— START OF Data for the task —

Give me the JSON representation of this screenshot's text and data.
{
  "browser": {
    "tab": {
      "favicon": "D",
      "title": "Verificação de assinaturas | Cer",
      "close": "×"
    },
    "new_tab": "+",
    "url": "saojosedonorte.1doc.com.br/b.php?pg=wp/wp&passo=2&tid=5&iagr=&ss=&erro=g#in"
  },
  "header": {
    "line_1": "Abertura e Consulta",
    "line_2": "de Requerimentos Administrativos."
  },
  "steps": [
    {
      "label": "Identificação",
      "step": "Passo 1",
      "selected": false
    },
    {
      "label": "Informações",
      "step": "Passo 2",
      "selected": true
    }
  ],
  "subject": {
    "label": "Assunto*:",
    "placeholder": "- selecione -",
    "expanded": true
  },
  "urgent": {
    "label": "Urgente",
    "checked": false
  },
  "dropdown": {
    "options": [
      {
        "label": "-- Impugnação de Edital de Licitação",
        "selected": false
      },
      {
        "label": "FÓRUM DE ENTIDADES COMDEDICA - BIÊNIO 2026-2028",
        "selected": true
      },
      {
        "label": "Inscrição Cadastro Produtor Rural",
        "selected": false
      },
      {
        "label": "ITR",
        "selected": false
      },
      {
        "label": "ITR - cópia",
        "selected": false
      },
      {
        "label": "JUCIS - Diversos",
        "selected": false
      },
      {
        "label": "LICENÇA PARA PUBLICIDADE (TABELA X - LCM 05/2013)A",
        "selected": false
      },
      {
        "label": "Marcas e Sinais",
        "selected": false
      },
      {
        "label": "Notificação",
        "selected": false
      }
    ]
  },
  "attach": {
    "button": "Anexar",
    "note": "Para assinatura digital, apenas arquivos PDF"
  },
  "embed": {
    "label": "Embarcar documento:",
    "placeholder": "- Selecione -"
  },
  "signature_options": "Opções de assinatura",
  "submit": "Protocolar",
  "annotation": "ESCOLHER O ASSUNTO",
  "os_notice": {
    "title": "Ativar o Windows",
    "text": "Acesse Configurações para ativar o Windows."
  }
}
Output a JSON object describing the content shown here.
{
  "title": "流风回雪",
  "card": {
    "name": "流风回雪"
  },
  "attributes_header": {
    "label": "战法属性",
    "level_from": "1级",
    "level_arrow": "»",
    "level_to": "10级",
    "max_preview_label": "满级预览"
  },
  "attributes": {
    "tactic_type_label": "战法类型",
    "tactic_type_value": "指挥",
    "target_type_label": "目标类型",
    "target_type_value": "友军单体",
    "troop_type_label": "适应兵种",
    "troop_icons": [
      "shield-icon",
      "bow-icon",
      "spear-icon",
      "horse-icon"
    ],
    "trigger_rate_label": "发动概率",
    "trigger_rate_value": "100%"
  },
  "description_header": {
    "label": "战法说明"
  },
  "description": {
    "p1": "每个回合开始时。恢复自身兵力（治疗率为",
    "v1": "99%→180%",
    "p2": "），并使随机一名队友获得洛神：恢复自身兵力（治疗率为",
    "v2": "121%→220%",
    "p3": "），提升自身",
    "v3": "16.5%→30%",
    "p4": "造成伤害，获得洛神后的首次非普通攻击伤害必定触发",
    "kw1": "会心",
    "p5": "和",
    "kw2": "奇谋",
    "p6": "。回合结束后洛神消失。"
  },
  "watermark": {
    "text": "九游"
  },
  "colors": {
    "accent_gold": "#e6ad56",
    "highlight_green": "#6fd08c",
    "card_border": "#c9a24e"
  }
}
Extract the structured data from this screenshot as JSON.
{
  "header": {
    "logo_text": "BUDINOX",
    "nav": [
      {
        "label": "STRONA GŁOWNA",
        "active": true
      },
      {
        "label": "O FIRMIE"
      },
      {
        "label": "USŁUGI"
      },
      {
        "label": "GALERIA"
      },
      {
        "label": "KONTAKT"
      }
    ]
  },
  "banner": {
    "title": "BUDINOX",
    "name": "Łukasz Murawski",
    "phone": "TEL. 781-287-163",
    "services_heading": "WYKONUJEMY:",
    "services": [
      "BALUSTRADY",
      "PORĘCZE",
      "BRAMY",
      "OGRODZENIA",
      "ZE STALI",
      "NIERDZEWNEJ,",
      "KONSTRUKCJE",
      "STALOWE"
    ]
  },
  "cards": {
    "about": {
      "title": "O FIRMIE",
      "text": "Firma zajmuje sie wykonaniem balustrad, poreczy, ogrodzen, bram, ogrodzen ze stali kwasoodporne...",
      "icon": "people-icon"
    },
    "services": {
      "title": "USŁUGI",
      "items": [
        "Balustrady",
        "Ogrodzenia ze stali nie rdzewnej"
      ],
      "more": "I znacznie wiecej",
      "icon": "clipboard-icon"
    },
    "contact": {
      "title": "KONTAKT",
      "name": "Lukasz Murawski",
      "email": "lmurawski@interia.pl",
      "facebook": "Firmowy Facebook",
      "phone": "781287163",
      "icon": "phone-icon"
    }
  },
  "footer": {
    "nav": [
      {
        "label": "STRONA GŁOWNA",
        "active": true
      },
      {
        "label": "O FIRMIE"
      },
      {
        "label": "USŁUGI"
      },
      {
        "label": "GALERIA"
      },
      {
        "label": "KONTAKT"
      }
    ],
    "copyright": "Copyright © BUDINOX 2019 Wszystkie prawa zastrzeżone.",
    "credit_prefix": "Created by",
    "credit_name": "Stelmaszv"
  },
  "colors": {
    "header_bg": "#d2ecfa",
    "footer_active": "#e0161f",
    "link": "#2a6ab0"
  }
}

— END OF Data for the task —

» **Your task**:
Pick out each line containing "JSON" and report it.

» **Solution to this task**:
Give me the JSON representation of this screenshot's text and data.
Output a JSON object describing the content shown here.
Extract the structured data from this screenshot as JSON.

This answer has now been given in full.